_Supplied data_
* * *

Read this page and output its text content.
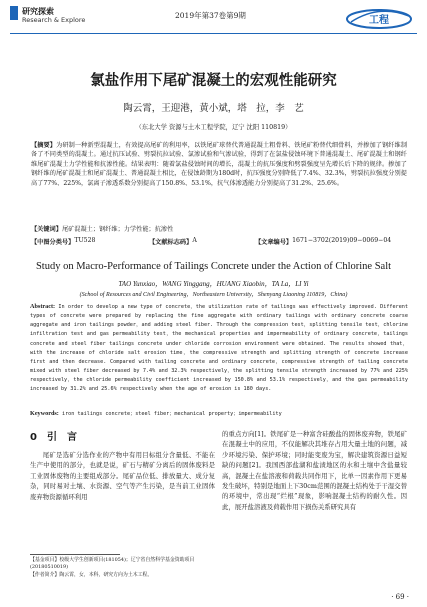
研究探索
Research & Explore	2019年第37卷第9期	工程
氯盐作用下尾矿混凝土的宏观性能研究
陶云霄，王迎港，黄小斌，塔　拉，李　艺
（东北大学 资源与土木工程学院，辽宁 沈阳 110819）
【摘要】为研制一种新型混凝土，有效提高尾矿的利用率，以铁尾矿球替代普通混凝土粗骨料、铁尾矿粉替代细骨料，并掺加了钢纤维制备了不同类型的混凝土。通过抗压试验、劈裂抗拉试验、氯渗试验和气渗试验，得到了在氯盐侵蚀环境下普通混凝土、尾矿混凝土和钢纤维尾矿混凝土力学性能和抗渗性能。结果表明：随着氯盐侵蚀时间的增长，混凝土的抗压强度和劈裂强度呈先增长后下降的规律。掺加了钢纤维的尾矿混凝土和尾矿混凝土、普通混凝土相比，在侵蚀龄期为180d时，抗压强度分别降低了7.4%、32.3%，劈裂抗拉强度分别提高了77%、225%，氯离子渗透系数分别提高了150.8%、53.1%，抗气体渗透能力分别提高了31.2%、25.6%。
【关键词】尾矿混凝土；钢纤维；力学性能；抗渗性
【中图分类号】 TU528	【文献标志码】 A	【文章编号】 1671−3702(2019)09−0069−04
Study on Macro-Performance of Tailings Concrete under the Action of Chlorine Salt
TAO Yunxiao，WANG Yinggang，HUANG Xiaobin，TA La，LI Yi
(School of Resources and Civil Engineering，Northeastern University，Shenyang Liaoning 110819，China)
Abstract: In order to develop a new type of concrete，the utilization rate of tailings was effectively improved. Different types of concrete were prepared by replacing the fine aggregate with ordinary tailings with ordinary concrete coarse aggregate and iron tailings powder，and adding steel fiber. Through the compression test，splitting tensile test，chlorine infiltration test and gas permeability test，the mechanical properties and impermeability of ordinary concrete，tailings concrete and steel fiber tailings concrete under chloride corrosion environment were obtained. The results showed that，with the increase of chloride salt erosion time，the compressive strength and splitting strength of concrete increase first and then decrease. Compared with tailing concrete and ordinary concrete，compressive strength of tailing concrete mixed with steel fiber decreased by 7.4% and 32.3% respectively，the splitting tensile strength increased by 77% and 225% respectively，the chloride permeability coefficient increased by 150.8% and 53.1% respectively，and the gas permeability increased by 31.2% and 25.6% respectively when the age of erosion is 180 days.
Keywords: iron tailings concrete；steel fiber；mechanical property；impermeability
0　引　言
尾矿是选矿分选作业的产物中有用目标组分含量低、不能在生产中使用的部分，也就是说，矿石与精矿分离后的固体废料是工业固体废物的主要组成部分。尾矿品位低、排放量大、成分复杂，同时易对土壤、水资源、空气等产生污染，是当前工业固体废弃物资源循环利用
的重点方向[1]。铁尾矿是一种富含硅酸盐的固体废弃物，铁尾矿在混凝土中的应用，不仅能解决其堆存占用大量土地的问题，减少环境污染、保护环境；同时能变废为宝，解决建筑资源日益短缺的问题[2]。我国西部盐湖和盐渍地区的水和土壤中含盐量较高，混凝土在盐溶液和荷载共同作用下，比单一因素作用下更易发生破坏，特别是地面上下30cm范围的混凝土结构处于干湿交替的环境中，常出现“烂根”现象，影响混凝土结构的耐久性。因此，展开盐溶液及荷载作用下损伤关系研究具有
【基金项目】校级大学生创新项目(181054)；辽宁省自然科学基金资助项目(20180510019)
【作者简介】陶云霄，女，本科，研究方向为土木工程。
· 69 ·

* * *

_What is needed_
Each record above should be copied character for character, with pictures dropped.

_Solution to this task_
Read this page and output its text content.
研究探索
Research & Explore	2019年第37卷第9期	工程
氯盐作用下尾矿混凝土的宏观性能研究
陶云霄，王迎港，黄小斌，塔　拉，李　艺
（东北大学 资源与土木工程学院，辽宁 沈阳 110819）
【摘要】为研制一种新型混凝土，有效提高尾矿的利用率，以铁尾矿球替代普通混凝土粗骨料、铁尾矿粉替代细骨料，并掺加了钢纤维制备了不同类型的混凝土。通过抗压试验、劈裂抗拉试验、氯渗试验和气渗试验，得到了在氯盐侵蚀环境下普通混凝土、尾矿混凝土和钢纤维尾矿混凝土力学性能和抗渗性能。结果表明：随着氯盐侵蚀时间的增长，混凝土的抗压强度和劈裂强度呈先增长后下降的规律。掺加了钢纤维的尾矿混凝土和尾矿混凝土、普通混凝土相比，在侵蚀龄期为180d时，抗压强度分别降低了7.4%、32.3%，劈裂抗拉强度分别提高了77%、225%，氯离子渗透系数分别提高了150.8%、53.1%，抗气体渗透能力分别提高了31.2%、25.6%。
【关键词】尾矿混凝土；钢纤维；力学性能；抗渗性
【中图分类号】 TU528	【文献标志码】 A	【文章编号】 1671−3702(2019)09−0069−04
Study on Macro-Performance of Tailings Concrete under the Action of Chlorine Salt
TAO Yunxiao，WANG Yinggang，HUANG Xiaobin，TA La，LI Yi
(School of Resources and Civil Engineering，Northeastern University，Shenyang Liaoning 110819，China)
Abstract: In order to develop a new type of concrete，the utilization rate of tailings was effectively improved. Different types of concrete were prepared by replacing the fine aggregate with ordinary tailings with ordinary concrete coarse aggregate and iron tailings powder，and adding steel fiber. Through the compression test，splitting tensile test，chlorine infiltration test and gas permeability test，the mechanical properties and impermeability of ordinary concrete，tailings concrete and steel fiber tailings concrete under chloride corrosion environment were obtained. The results showed that，with the increase of chloride salt erosion time，the compressive strength and splitting strength of concrete increase first and then decrease. Compared with tailing concrete and ordinary concrete，compressive strength of tailing concrete mixed with steel fiber decreased by 7.4% and 32.3% respectively，the splitting tensile strength increased by 77% and 225% respectively，the chloride permeability coefficient increased by 150.8% and 53.1% respectively，and the gas permeability increased by 31.2% and 25.6% respectively when the age of erosion is 180 days.
Keywords: iron tailings concrete；steel fiber；mechanical property；impermeability
0　引　言
尾矿是选矿分选作业的产物中有用目标组分含量低、不能在生产中使用的部分，也就是说，矿石与精矿分离后的固体废料是工业固体废物的主要组成部分。尾矿品位低、排放量大、成分复杂，同时易对土壤、水资源、空气等产生污染，是当前工业固体废弃物资源循环利用
的重点方向[1]。铁尾矿是一种富含硅酸盐的固体废弃物，铁尾矿在混凝土中的应用，不仅能解决其堆存占用大量土地的问题，减少环境污染、保护环境；同时能变废为宝，解决建筑资源日益短缺的问题[2]。我国西部盐湖和盐渍地区的水和土壤中含盐量较高，混凝土在盐溶液和荷载共同作用下，比单一因素作用下更易发生破坏，特别是地面上下30cm范围的混凝土结构处于干湿交替的环境中，常出现“烂根”现象，影响混凝土结构的耐久性。因此，展开盐溶液及荷载作用下损伤关系研究具有
【基金项目】校级大学生创新项目(181054)；辽宁省自然科学基金资助项目(20180510019)
【作者简介】陶云霄，女，本科，研究方向为土木工程。
· 69 ·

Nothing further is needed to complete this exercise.